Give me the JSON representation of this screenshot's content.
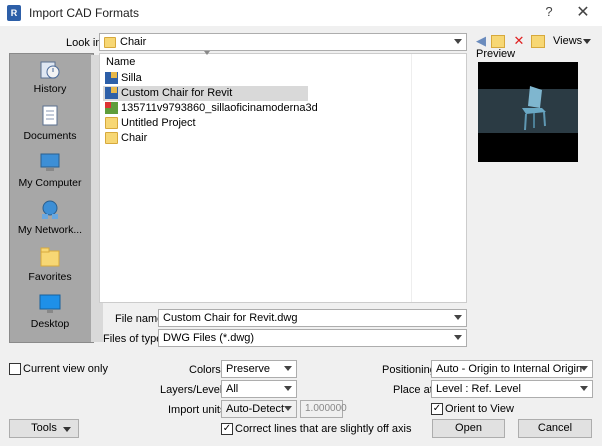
{
  "window": {
    "title": "Import CAD Formats",
    "help": "?",
    "close": "✕"
  },
  "lookin": {
    "label": "Look in:",
    "value": "Chair",
    "views_label": "Views"
  },
  "preview": {
    "label": "Preview"
  },
  "places": [
    {
      "label": "History",
      "icon": "history-icon"
    },
    {
      "label": "Documents",
      "icon": "documents-icon"
    },
    {
      "label": "My Computer",
      "icon": "computer-icon"
    },
    {
      "label": "My Network...",
      "icon": "network-icon"
    },
    {
      "label": "Favorites",
      "icon": "favorites-icon"
    },
    {
      "label": "Desktop",
      "icon": "desktop-icon"
    }
  ],
  "filelist": {
    "header": "Name",
    "items": [
      {
        "name": "Silla",
        "type": "revit"
      },
      {
        "name": "Custom Chair for Revit",
        "type": "revit",
        "selected": true
      },
      {
        "name": "135711v9793860_sillaoficinamoderna3d",
        "type": "cad"
      },
      {
        "name": "Untitled Project",
        "type": "folder"
      },
      {
        "name": "Chair",
        "type": "folder"
      }
    ]
  },
  "filename": {
    "label": "File name:",
    "value": "Custom Chair for Revit.dwg"
  },
  "filetype": {
    "label": "Files of type:",
    "value": "DWG Files  (*.dwg)"
  },
  "options": {
    "current_view_only": "Current view only",
    "colors_label": "Colors:",
    "colors_value": "Preserve",
    "layers_label": "Layers/Levels:",
    "layers_value": "All",
    "units_label": "Import units:",
    "units_value": "Auto-Detect",
    "units_factor": "1.000000",
    "correct_lines": "Correct lines that are slightly off axis",
    "positioning_label": "Positioning:",
    "positioning_value": "Auto - Origin to Internal Origin",
    "placeat_label": "Place at:",
    "placeat_value": "Level : Ref. Level",
    "orient_label": "Orient to View"
  },
  "buttons": {
    "tools": "Tools",
    "open": "Open",
    "cancel": "Cancel"
  }
}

+===+

* REQUIREMENTS *
Take the listing above and print it exactly, apart from the pictures.

* FINISHED TASK *
Give me the JSON representation of this screenshot's content.
{
  "window": {
    "title": "Import CAD Formats",
    "help": "?",
    "close": "✕"
  },
  "lookin": {
    "label": "Look in:",
    "value": "Chair",
    "views_label": "Views"
  },
  "preview": {
    "label": "Preview"
  },
  "places": [
    {
      "label": "History",
      "icon": "history-icon"
    },
    {
      "label": "Documents",
      "icon": "documents-icon"
    },
    {
      "label": "My Computer",
      "icon": "computer-icon"
    },
    {
      "label": "My Network...",
      "icon": "network-icon"
    },
    {
      "label": "Favorites",
      "icon": "favorites-icon"
    },
    {
      "label": "Desktop",
      "icon": "desktop-icon"
    }
  ],
  "filelist": {
    "header": "Name",
    "items": [
      {
        "name": "Silla",
        "type": "revit"
      },
      {
        "name": "Custom Chair for Revit",
        "type": "revit",
        "selected": true
      },
      {
        "name": "135711v9793860_sillaoficinamoderna3d",
        "type": "cad"
      },
      {
        "name": "Untitled Project",
        "type": "folder"
      },
      {
        "name": "Chair",
        "type": "folder"
      }
    ]
  },
  "filename": {
    "label": "File name:",
    "value": "Custom Chair for Revit.dwg"
  },
  "filetype": {
    "label": "Files of type:",
    "value": "DWG Files  (*.dwg)"
  },
  "options": {
    "current_view_only": "Current view only",
    "colors_label": "Colors:",
    "colors_value": "Preserve",
    "layers_label": "Layers/Levels:",
    "layers_value": "All",
    "units_label": "Import units:",
    "units_value": "Auto-Detect",
    "units_factor": "1.000000",
    "correct_lines": "Correct lines that are slightly off axis",
    "positioning_label": "Positioning:",
    "positioning_value": "Auto - Origin to Internal Origin",
    "placeat_label": "Place at:",
    "placeat_value": "Level : Ref. Level",
    "orient_label": "Orient to View"
  },
  "buttons": {
    "tools": "Tools",
    "open": "Open",
    "cancel": "Cancel"
  }
}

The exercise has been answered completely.